■ Work required
Make an exact copy of the listing below.

— Start of Material for the task —

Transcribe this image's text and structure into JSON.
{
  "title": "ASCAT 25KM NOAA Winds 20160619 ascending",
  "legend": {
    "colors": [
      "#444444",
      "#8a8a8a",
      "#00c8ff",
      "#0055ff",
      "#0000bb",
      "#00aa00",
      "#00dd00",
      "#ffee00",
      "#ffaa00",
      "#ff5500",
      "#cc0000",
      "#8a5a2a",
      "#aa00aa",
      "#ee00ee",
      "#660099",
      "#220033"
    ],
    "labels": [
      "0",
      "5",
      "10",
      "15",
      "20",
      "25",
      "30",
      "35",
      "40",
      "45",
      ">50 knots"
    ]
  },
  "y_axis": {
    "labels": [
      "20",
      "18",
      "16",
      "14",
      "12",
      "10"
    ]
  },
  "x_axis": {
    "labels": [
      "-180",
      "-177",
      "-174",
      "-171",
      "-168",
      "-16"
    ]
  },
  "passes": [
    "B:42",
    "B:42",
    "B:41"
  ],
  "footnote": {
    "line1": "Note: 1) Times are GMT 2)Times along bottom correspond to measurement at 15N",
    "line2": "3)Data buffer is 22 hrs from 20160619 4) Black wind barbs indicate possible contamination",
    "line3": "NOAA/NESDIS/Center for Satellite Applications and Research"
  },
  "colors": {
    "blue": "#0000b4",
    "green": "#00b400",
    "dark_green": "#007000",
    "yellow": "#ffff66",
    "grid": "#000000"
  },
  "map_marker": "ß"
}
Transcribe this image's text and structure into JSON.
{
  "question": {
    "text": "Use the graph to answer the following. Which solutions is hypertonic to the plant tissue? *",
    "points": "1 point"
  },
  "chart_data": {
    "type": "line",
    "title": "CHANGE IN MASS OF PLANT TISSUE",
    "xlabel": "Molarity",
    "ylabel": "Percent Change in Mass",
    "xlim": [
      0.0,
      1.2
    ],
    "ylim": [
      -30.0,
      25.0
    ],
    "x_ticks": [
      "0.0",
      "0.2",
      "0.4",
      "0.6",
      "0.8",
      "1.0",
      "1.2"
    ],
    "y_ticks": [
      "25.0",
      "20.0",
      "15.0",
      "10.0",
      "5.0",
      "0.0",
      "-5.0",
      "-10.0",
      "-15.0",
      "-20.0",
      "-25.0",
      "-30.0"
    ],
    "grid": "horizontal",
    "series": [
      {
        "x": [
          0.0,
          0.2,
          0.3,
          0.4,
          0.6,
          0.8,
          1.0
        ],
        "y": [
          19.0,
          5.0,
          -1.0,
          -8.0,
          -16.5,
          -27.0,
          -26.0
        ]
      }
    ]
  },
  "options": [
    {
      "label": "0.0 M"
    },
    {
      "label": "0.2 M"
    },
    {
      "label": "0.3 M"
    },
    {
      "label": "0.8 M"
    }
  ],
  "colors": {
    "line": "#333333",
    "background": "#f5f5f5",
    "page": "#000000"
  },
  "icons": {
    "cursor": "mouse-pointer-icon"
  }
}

— End of Material for the task —

■ Final result
Transcribe this image's text and structure into JSON.
{
  "title": "ASCAT 25KM NOAA Winds 20160619 ascending",
  "legend": {
    "colors": [
      "#444444",
      "#8a8a8a",
      "#00c8ff",
      "#0055ff",
      "#0000bb",
      "#00aa00",
      "#00dd00",
      "#ffee00",
      "#ffaa00",
      "#ff5500",
      "#cc0000",
      "#8a5a2a",
      "#aa00aa",
      "#ee00ee",
      "#660099",
      "#220033"
    ],
    "labels": [
      "0",
      "5",
      "10",
      "15",
      "20",
      "25",
      "30",
      "35",
      "40",
      "45",
      ">50 knots"
    ]
  },
  "y_axis": {
    "labels": [
      "20",
      "18",
      "16",
      "14",
      "12",
      "10"
    ]
  },
  "x_axis": {
    "labels": [
      "-180",
      "-177",
      "-174",
      "-171",
      "-168",
      "-16"
    ]
  },
  "passes": [
    "B:42",
    "B:42",
    "B:41"
  ],
  "footnote": {
    "line1": "Note: 1) Times are GMT 2)Times along bottom correspond to measurement at 15N",
    "line2": "3)Data buffer is 22 hrs from 20160619 4) Black wind barbs indicate possible contamination",
    "line3": "NOAA/NESDIS/Center for Satellite Applications and Research"
  },
  "colors": {
    "blue": "#0000b4",
    "green": "#00b400",
    "dark_green": "#007000",
    "yellow": "#ffff66",
    "grid": "#000000"
  },
  "map_marker": "ß"
}
Transcribe this image's text and structure into JSON.
{
  "question": {
    "text": "Use the graph to answer the following. Which solutions is hypertonic to the plant tissue? *",
    "points": "1 point"
  },
  "chart_data": {
    "type": "line",
    "title": "CHANGE IN MASS OF PLANT TISSUE",
    "xlabel": "Molarity",
    "ylabel": "Percent Change in Mass",
    "xlim": [
      0.0,
      1.2
    ],
    "ylim": [
      -30.0,
      25.0
    ],
    "x_ticks": [
      "0.0",
      "0.2",
      "0.4",
      "0.6",
      "0.8",
      "1.0",
      "1.2"
    ],
    "y_ticks": [
      "25.0",
      "20.0",
      "15.0",
      "10.0",
      "5.0",
      "0.0",
      "-5.0",
      "-10.0",
      "-15.0",
      "-20.0",
      "-25.0",
      "-30.0"
    ],
    "grid": "horizontal",
    "series": [
      {
        "x": [
          0.0,
          0.2,
          0.3,
          0.4,
          0.6,
          0.8,
          1.0
        ],
        "y": [
          19.0,
          5.0,
          -1.0,
          -8.0,
          -16.5,
          -27.0,
          -26.0
        ]
      }
    ]
  },
  "options": [
    {
      "label": "0.0 M"
    },
    {
      "label": "0.2 M"
    },
    {
      "label": "0.3 M"
    },
    {
      "label": "0.8 M"
    }
  ],
  "colors": {
    "line": "#333333",
    "background": "#f5f5f5",
    "page": "#000000"
  },
  "icons": {
    "cursor": "mouse-pointer-icon"
  }
}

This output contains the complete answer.